Records from a data collection:
** begin **

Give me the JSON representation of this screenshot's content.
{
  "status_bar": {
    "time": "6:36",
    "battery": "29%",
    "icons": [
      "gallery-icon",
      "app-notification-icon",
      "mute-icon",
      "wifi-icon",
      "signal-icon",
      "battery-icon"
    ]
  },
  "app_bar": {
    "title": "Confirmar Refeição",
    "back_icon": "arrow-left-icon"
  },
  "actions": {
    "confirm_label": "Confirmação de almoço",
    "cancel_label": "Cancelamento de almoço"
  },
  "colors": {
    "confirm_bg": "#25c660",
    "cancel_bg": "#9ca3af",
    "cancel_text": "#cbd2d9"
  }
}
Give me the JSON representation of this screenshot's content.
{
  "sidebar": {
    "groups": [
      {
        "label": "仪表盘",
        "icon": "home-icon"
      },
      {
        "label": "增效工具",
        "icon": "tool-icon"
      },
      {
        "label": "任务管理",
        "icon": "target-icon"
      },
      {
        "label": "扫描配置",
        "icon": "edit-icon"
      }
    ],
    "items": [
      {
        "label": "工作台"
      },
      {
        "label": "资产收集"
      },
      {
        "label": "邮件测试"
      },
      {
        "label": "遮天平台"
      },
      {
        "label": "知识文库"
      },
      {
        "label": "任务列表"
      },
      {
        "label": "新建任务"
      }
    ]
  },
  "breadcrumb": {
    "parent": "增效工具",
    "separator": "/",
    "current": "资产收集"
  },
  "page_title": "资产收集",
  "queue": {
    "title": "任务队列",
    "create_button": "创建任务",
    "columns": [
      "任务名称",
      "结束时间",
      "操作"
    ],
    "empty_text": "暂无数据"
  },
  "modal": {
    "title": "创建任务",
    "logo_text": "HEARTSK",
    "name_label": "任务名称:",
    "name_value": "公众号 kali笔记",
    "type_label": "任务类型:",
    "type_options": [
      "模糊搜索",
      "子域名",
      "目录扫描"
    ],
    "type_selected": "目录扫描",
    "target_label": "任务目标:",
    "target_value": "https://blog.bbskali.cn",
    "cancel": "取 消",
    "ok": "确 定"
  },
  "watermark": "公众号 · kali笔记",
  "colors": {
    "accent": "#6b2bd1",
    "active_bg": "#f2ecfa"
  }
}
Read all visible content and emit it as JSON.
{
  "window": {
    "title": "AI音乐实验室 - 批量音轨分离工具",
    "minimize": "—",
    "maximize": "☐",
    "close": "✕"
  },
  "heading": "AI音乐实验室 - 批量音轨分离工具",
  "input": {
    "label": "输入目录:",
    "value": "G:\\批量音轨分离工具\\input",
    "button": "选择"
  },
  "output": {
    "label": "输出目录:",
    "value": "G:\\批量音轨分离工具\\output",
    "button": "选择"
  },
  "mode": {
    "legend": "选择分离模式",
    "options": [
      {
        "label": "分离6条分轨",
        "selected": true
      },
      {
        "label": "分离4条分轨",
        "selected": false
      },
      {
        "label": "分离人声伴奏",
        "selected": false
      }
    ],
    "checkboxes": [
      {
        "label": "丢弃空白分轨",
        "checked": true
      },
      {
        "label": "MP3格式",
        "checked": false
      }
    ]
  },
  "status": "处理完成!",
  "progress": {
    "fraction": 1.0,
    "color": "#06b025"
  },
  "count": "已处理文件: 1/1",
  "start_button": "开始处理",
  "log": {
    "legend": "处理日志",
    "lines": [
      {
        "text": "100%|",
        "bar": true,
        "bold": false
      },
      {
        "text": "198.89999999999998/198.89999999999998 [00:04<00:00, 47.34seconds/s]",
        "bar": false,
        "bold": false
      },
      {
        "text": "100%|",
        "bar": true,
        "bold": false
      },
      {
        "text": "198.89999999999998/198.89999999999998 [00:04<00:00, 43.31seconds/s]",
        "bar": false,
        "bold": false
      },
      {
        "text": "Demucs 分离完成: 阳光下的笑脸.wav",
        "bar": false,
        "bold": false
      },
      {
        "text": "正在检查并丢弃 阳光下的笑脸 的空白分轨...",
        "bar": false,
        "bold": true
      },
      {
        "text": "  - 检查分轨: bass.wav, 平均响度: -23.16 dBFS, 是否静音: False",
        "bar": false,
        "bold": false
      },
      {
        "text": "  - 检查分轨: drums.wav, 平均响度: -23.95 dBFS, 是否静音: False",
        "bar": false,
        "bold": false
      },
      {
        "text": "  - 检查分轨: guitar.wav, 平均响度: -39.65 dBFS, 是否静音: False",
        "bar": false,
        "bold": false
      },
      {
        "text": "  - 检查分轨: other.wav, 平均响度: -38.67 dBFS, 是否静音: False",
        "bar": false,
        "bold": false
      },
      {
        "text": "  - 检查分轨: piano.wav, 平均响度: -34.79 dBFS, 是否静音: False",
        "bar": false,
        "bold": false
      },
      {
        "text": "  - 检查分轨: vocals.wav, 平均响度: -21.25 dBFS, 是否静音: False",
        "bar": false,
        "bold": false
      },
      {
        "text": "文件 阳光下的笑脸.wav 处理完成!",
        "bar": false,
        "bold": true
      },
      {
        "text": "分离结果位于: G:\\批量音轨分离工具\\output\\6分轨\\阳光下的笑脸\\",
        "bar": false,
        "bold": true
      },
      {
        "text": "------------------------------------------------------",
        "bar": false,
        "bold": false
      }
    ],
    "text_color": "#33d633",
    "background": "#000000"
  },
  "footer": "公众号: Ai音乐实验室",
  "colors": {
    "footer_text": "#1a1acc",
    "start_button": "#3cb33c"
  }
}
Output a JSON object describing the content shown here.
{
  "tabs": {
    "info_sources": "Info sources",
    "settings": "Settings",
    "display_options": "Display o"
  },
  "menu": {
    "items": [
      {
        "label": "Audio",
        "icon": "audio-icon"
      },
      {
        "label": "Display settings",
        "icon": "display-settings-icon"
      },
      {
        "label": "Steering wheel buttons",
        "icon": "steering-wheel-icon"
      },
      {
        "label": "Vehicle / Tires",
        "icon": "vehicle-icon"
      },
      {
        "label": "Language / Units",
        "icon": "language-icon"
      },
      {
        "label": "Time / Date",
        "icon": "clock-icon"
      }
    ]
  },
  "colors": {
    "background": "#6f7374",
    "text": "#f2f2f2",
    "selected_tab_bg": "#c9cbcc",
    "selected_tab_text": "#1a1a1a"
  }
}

** end **

The task »
Work out how many lines of the data above contain the string "检查分轨" and give the number alone.

Solution »
6